▶ SET TASK
Reply only with how many lines contain the word "JSON".

--- START INFORMATION SHOWN ---

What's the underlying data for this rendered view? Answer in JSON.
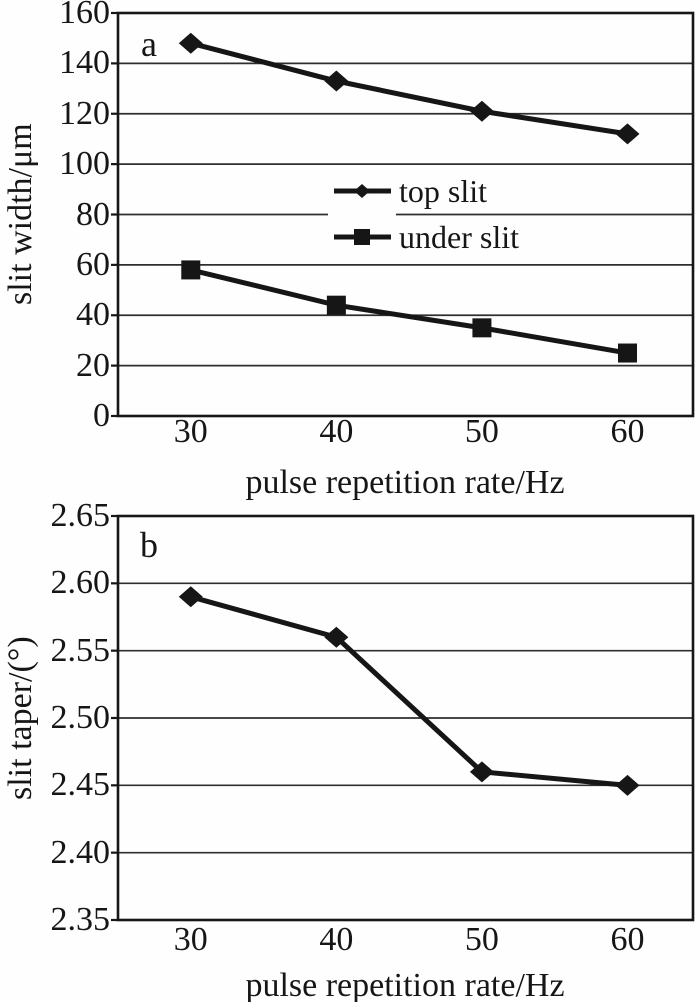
{
  "figure": {
    "description": "two stacked line charts, panels a and b",
    "ink_color": "#161616",
    "grid_color": "#2e2e2e",
    "background": "#fefefe"
  },
  "chart_data": [
    {
      "id": "a",
      "type": "line",
      "panel_label": "a",
      "xlabel": "pulse repetition rate/Hz",
      "ylabel": "slit width/μm",
      "xlim": [
        25,
        64.5
      ],
      "ylim": [
        0,
        160
      ],
      "x": [
        30,
        40,
        50,
        60
      ],
      "xtick_values": [
        30,
        40,
        50,
        60
      ],
      "xtick_labels": [
        "30",
        "40",
        "50",
        "60"
      ],
      "ytick_values": [
        0,
        20,
        40,
        60,
        80,
        100,
        120,
        140,
        160
      ],
      "ytick_labels": [
        "0",
        "20",
        "40",
        "60",
        "80",
        "100",
        "120",
        "140",
        "160"
      ],
      "grid": true,
      "legend_position": "inside upper-middle",
      "series": [
        {
          "name": "top slit",
          "marker": "diamond",
          "values": [
            148,
            133,
            121,
            112
          ]
        },
        {
          "name": "under slit",
          "marker": "square",
          "values": [
            58,
            44,
            35,
            25
          ]
        }
      ]
    },
    {
      "id": "b",
      "type": "line",
      "panel_label": "b",
      "xlabel": "pulse repetition rate/Hz",
      "ylabel": "slit taper/(°)",
      "xlim": [
        25,
        64.5
      ],
      "ylim": [
        2.35,
        2.65
      ],
      "x": [
        30,
        40,
        50,
        60
      ],
      "xtick_values": [
        30,
        40,
        50,
        60
      ],
      "xtick_labels": [
        "30",
        "40",
        "50",
        "60"
      ],
      "ytick_values": [
        2.35,
        2.4,
        2.45,
        2.5,
        2.55,
        2.6,
        2.65
      ],
      "ytick_labels": [
        "2.35",
        "2.40",
        "2.45",
        "2.50",
        "2.55",
        "2.60",
        "2.65"
      ],
      "grid": true,
      "legend_position": "none",
      "series": [
        {
          "name": "slit taper",
          "marker": "diamond",
          "values": [
            2.59,
            2.56,
            2.46,
            2.45
          ]
        }
      ]
    }
  ]
}
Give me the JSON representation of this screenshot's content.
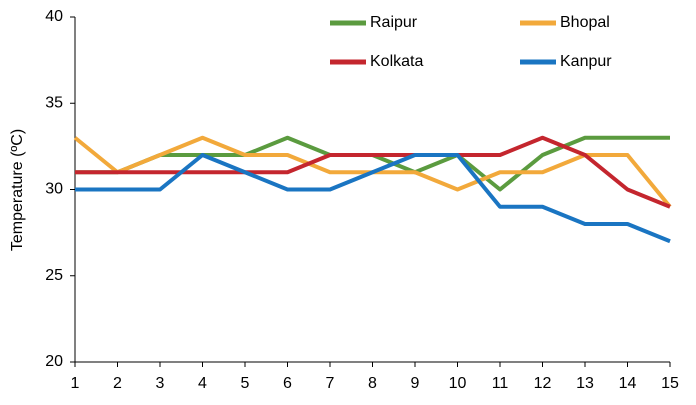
{
  "chart_data": {
    "type": "line",
    "y_label": "Temperature (ºC)",
    "x": [
      1,
      2,
      3,
      4,
      5,
      6,
      7,
      8,
      9,
      10,
      11,
      12,
      13,
      14,
      15
    ],
    "series": [
      {
        "name": "Raipur",
        "color": "#5b9b3f",
        "values": [
          31,
          31,
          32,
          32,
          32,
          33,
          32,
          32,
          31,
          32,
          30,
          32,
          33,
          33,
          33
        ]
      },
      {
        "name": "Bhopal",
        "color": "#f2a93b",
        "values": [
          33,
          31,
          32,
          33,
          32,
          32,
          31,
          31,
          31,
          30,
          31,
          31,
          32,
          32,
          29
        ]
      },
      {
        "name": "Kolkata",
        "color": "#c4262e",
        "values": [
          31,
          31,
          31,
          31,
          31,
          31,
          32,
          32,
          32,
          32,
          32,
          33,
          32,
          30,
          29
        ]
      },
      {
        "name": "Kanpur",
        "color": "#1a75c2",
        "values": [
          30,
          30,
          30,
          32,
          31,
          30,
          30,
          31,
          32,
          32,
          29,
          29,
          28,
          28,
          27
        ]
      }
    ],
    "xlim": [
      1,
      15
    ],
    "xticks": [
      1,
      2,
      3,
      4,
      5,
      6,
      7,
      8,
      9,
      10,
      11,
      12,
      13,
      14,
      15
    ],
    "ylim": [
      20,
      40
    ],
    "yticks": [
      20,
      25,
      30,
      35,
      40
    ],
    "grid": false,
    "legend": "top-right"
  }
}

--- END INFORMATION SHOWN ---

▶ OUTPUT
2